▶ Given instruction
From the entries below, count the lines with "پیسلك". Write only the count.

▶ Saved data entries
--------------------------------------------------
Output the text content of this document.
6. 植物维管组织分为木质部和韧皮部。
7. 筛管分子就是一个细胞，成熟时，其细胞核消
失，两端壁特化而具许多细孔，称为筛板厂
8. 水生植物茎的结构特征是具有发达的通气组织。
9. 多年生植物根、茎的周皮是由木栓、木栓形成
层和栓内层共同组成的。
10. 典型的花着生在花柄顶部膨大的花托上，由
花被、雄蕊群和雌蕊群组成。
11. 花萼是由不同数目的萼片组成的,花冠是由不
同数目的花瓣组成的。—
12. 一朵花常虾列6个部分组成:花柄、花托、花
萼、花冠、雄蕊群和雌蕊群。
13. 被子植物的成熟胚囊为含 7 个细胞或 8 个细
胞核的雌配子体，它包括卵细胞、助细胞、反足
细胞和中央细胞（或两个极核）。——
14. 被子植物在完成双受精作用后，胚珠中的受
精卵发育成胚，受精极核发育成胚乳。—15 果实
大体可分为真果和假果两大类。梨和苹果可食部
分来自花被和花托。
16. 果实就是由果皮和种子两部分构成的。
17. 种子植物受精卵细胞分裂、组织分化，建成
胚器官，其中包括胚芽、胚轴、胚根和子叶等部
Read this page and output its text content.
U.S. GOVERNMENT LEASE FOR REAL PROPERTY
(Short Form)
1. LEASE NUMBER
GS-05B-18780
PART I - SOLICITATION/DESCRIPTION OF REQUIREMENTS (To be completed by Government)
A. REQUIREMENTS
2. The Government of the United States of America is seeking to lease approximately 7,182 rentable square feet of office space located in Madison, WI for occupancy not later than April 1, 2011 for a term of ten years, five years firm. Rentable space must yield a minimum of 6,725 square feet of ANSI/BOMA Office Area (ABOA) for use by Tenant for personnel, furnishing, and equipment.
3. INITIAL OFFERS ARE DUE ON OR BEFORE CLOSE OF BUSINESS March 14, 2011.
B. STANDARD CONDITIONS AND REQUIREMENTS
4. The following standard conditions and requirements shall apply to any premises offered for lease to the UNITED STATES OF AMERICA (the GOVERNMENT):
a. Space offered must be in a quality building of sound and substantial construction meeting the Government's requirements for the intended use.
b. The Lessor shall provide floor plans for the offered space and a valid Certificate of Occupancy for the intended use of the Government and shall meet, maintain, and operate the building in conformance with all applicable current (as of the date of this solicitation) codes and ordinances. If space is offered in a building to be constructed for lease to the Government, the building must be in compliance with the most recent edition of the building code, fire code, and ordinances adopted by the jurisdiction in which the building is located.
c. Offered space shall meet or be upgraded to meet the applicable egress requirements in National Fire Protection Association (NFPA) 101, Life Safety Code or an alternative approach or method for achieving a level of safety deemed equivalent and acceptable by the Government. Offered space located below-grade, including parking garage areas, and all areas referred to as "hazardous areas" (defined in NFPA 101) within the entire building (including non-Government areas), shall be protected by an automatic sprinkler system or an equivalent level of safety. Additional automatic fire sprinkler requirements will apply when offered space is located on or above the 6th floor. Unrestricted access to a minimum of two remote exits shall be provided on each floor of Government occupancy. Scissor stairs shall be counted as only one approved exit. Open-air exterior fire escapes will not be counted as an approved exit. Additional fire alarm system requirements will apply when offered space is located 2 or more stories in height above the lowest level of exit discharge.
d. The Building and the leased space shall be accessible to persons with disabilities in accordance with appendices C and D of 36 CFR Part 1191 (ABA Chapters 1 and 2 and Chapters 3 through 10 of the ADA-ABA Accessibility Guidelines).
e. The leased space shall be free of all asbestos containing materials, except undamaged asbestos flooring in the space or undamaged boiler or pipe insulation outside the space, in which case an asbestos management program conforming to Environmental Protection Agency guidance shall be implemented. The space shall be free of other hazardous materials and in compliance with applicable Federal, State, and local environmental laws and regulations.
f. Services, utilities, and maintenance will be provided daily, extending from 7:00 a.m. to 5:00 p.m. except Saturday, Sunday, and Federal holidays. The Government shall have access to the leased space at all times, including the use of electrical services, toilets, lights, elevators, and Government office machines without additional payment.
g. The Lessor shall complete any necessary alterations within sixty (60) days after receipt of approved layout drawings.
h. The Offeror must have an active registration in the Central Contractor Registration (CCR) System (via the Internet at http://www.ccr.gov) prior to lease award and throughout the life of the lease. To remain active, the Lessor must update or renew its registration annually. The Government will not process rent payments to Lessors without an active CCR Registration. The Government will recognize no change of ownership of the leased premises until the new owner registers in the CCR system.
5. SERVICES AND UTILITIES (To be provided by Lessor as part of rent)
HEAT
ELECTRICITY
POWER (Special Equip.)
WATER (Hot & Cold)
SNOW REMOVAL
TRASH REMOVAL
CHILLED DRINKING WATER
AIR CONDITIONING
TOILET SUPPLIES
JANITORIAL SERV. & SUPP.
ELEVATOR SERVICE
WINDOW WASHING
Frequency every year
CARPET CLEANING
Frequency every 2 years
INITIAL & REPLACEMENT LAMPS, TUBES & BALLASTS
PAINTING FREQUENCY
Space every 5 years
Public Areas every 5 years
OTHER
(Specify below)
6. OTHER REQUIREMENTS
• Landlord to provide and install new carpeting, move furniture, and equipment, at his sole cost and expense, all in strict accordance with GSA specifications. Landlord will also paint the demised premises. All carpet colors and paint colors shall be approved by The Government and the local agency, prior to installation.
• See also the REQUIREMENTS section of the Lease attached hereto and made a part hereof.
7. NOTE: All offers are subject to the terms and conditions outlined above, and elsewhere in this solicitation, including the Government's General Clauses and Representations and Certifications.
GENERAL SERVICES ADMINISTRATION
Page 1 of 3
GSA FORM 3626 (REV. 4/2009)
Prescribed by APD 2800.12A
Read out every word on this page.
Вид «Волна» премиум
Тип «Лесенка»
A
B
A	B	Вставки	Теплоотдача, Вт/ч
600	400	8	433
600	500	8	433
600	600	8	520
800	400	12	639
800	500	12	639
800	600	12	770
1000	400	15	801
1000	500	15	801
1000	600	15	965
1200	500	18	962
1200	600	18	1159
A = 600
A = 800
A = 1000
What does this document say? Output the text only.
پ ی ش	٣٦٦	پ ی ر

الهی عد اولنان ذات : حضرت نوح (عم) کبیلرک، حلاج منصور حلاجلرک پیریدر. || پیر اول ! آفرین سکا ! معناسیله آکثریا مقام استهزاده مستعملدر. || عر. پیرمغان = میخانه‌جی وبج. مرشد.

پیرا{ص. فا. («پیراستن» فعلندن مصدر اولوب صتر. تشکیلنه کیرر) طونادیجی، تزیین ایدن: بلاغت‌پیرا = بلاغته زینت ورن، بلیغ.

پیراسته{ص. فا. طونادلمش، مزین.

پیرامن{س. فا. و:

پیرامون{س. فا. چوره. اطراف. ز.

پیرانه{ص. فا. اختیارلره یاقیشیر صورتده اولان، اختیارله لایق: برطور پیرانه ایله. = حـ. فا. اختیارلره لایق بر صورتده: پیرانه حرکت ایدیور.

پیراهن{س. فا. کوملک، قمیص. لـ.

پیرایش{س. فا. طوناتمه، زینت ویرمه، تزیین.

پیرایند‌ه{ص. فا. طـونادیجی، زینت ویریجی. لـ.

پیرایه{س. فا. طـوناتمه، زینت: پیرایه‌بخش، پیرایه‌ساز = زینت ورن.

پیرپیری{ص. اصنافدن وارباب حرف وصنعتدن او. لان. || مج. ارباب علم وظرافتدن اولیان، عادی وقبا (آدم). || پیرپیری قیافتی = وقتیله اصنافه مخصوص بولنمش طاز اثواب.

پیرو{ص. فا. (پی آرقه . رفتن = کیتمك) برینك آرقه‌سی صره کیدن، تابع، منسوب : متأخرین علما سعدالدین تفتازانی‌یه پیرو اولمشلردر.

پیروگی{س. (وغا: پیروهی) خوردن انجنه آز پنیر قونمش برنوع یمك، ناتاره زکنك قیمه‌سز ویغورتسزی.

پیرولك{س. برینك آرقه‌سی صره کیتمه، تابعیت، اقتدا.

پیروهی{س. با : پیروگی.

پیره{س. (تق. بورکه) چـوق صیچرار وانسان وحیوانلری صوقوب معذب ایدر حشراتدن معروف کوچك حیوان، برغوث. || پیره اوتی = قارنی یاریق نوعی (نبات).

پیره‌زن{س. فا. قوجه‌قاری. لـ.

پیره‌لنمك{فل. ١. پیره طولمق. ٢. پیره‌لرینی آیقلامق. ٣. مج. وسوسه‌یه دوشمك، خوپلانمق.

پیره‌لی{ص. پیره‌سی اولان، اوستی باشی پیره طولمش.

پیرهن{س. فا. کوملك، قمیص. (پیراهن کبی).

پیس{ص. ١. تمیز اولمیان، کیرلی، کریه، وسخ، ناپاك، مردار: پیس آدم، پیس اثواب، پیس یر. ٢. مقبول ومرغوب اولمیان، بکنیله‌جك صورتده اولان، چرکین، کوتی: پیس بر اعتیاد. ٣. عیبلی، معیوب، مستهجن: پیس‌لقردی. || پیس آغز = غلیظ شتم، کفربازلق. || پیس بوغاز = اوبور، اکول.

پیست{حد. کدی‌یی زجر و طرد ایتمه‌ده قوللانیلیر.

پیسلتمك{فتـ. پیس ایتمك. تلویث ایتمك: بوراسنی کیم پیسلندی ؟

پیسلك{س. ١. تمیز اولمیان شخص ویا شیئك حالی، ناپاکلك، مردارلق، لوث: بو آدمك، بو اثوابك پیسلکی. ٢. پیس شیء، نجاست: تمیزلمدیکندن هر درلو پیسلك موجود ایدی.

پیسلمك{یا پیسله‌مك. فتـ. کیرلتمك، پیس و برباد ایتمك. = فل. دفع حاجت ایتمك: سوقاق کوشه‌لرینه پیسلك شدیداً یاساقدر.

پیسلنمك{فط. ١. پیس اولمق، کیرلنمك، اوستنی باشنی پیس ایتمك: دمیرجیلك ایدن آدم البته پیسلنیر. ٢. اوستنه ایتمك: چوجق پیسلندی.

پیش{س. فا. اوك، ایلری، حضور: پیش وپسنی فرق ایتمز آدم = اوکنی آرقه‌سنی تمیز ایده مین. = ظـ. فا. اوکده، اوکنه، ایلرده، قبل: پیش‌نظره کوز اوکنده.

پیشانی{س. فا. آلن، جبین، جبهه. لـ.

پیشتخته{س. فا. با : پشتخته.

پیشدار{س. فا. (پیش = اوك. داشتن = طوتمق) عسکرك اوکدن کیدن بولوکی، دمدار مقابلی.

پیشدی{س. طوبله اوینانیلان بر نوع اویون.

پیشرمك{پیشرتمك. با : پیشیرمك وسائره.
--------------------------------------------------
▶ Written solution
2